Input material>
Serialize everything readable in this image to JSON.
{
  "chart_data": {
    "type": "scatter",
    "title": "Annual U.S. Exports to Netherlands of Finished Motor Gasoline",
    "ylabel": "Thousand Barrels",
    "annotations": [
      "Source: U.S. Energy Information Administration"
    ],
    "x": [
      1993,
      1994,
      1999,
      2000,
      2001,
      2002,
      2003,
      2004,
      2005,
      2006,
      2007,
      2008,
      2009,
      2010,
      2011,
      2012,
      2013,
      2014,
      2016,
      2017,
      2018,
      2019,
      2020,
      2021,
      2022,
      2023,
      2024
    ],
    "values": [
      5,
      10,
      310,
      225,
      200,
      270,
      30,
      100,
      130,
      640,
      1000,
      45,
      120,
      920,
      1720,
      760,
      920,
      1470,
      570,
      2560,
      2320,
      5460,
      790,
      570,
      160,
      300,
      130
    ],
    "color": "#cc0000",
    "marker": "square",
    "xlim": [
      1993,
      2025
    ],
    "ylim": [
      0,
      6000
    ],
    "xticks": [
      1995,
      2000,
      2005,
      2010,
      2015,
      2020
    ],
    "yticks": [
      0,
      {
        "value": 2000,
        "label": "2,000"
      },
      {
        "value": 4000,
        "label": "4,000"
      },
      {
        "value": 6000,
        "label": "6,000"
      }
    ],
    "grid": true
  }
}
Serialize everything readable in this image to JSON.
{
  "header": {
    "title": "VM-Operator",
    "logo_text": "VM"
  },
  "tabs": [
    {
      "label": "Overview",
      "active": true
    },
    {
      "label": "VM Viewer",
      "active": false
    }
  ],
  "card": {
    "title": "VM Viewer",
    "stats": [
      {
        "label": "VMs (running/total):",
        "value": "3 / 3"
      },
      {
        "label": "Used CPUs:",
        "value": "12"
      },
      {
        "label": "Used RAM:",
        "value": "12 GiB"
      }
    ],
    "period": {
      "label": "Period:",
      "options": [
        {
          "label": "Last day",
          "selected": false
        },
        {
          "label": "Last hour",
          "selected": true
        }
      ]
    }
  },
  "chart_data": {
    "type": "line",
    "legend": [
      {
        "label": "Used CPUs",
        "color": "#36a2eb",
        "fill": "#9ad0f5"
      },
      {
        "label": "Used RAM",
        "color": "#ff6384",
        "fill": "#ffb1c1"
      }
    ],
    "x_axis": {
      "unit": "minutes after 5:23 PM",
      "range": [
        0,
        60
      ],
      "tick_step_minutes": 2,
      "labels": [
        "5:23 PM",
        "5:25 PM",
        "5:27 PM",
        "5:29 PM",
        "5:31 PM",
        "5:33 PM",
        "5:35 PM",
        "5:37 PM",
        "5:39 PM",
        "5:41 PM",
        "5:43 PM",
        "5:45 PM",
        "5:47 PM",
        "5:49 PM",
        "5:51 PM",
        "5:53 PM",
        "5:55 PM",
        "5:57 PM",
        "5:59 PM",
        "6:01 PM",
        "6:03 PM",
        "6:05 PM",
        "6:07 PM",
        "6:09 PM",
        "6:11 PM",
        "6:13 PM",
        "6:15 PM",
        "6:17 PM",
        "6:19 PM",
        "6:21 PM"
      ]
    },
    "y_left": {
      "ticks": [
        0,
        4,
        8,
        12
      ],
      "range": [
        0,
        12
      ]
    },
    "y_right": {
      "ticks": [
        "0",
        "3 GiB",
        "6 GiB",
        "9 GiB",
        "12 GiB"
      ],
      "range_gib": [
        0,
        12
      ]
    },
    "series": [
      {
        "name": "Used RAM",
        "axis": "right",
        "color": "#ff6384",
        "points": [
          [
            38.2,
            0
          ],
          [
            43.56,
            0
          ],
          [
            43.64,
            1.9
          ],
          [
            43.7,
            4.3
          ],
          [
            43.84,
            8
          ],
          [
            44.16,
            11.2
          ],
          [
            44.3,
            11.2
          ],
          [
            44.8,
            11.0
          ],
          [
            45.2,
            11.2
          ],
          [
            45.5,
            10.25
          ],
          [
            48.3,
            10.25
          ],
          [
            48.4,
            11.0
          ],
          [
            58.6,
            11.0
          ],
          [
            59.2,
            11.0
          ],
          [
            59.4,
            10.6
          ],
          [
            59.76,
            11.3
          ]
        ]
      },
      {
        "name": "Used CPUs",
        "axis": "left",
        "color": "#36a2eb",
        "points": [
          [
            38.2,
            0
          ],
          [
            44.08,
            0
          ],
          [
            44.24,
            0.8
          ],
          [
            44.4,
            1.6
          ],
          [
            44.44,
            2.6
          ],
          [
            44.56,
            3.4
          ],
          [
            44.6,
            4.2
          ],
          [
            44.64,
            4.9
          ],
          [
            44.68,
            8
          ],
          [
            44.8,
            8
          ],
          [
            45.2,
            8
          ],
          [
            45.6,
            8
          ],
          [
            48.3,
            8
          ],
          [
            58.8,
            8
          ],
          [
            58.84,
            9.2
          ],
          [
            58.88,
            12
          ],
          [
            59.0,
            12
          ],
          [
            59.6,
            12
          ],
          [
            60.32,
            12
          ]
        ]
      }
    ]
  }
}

Prompt>
Wherever the string "title" appears in the entries above, list that line.

Output for this task>
    "title": "Annual U.S. Exports to Netherlands of Finished Motor Gasoline",
    "title": "VM-Operator",
    "title": "VM Viewer",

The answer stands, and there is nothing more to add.